Tally the lines containing the word "list", and report the tally alone.
————
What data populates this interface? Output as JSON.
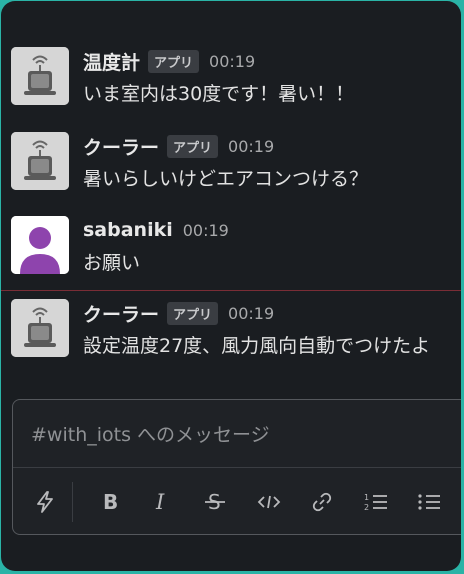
{
  "messages": [
    {
      "name": "温度計",
      "badge": "アプリ",
      "time": "00:19",
      "text": "いま室内は30度です！暑い！！"
    },
    {
      "name": "クーラー",
      "badge": "アプリ",
      "time": "00:19",
      "text": "暑いらしいけどエアコンつける？"
    },
    {
      "name": "sabaniki",
      "time": "00:19",
      "text": "お願い"
    },
    {
      "name": "クーラー",
      "badge": "アプリ",
      "time": "00:19",
      "text": "設定温度27度、風力風向自動でつけたよ"
    }
  ],
  "composer": {
    "placeholder": "#with_iots へのメッセージ"
  },
  "toolbar": {
    "icons": [
      "shortcuts-lightning-icon",
      "bold-icon",
      "italic-icon",
      "strikethrough-icon",
      "code-icon",
      "link-icon",
      "ordered-list-icon",
      "bulleted-list-icon"
    ]
  },
  "colors": {
    "background": "#1a1d21",
    "outer_border": "#2ab3a6",
    "user_avatar": "#8e44ad",
    "new_messages_divider": "#7a2d36"
  }
}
————
## The result
2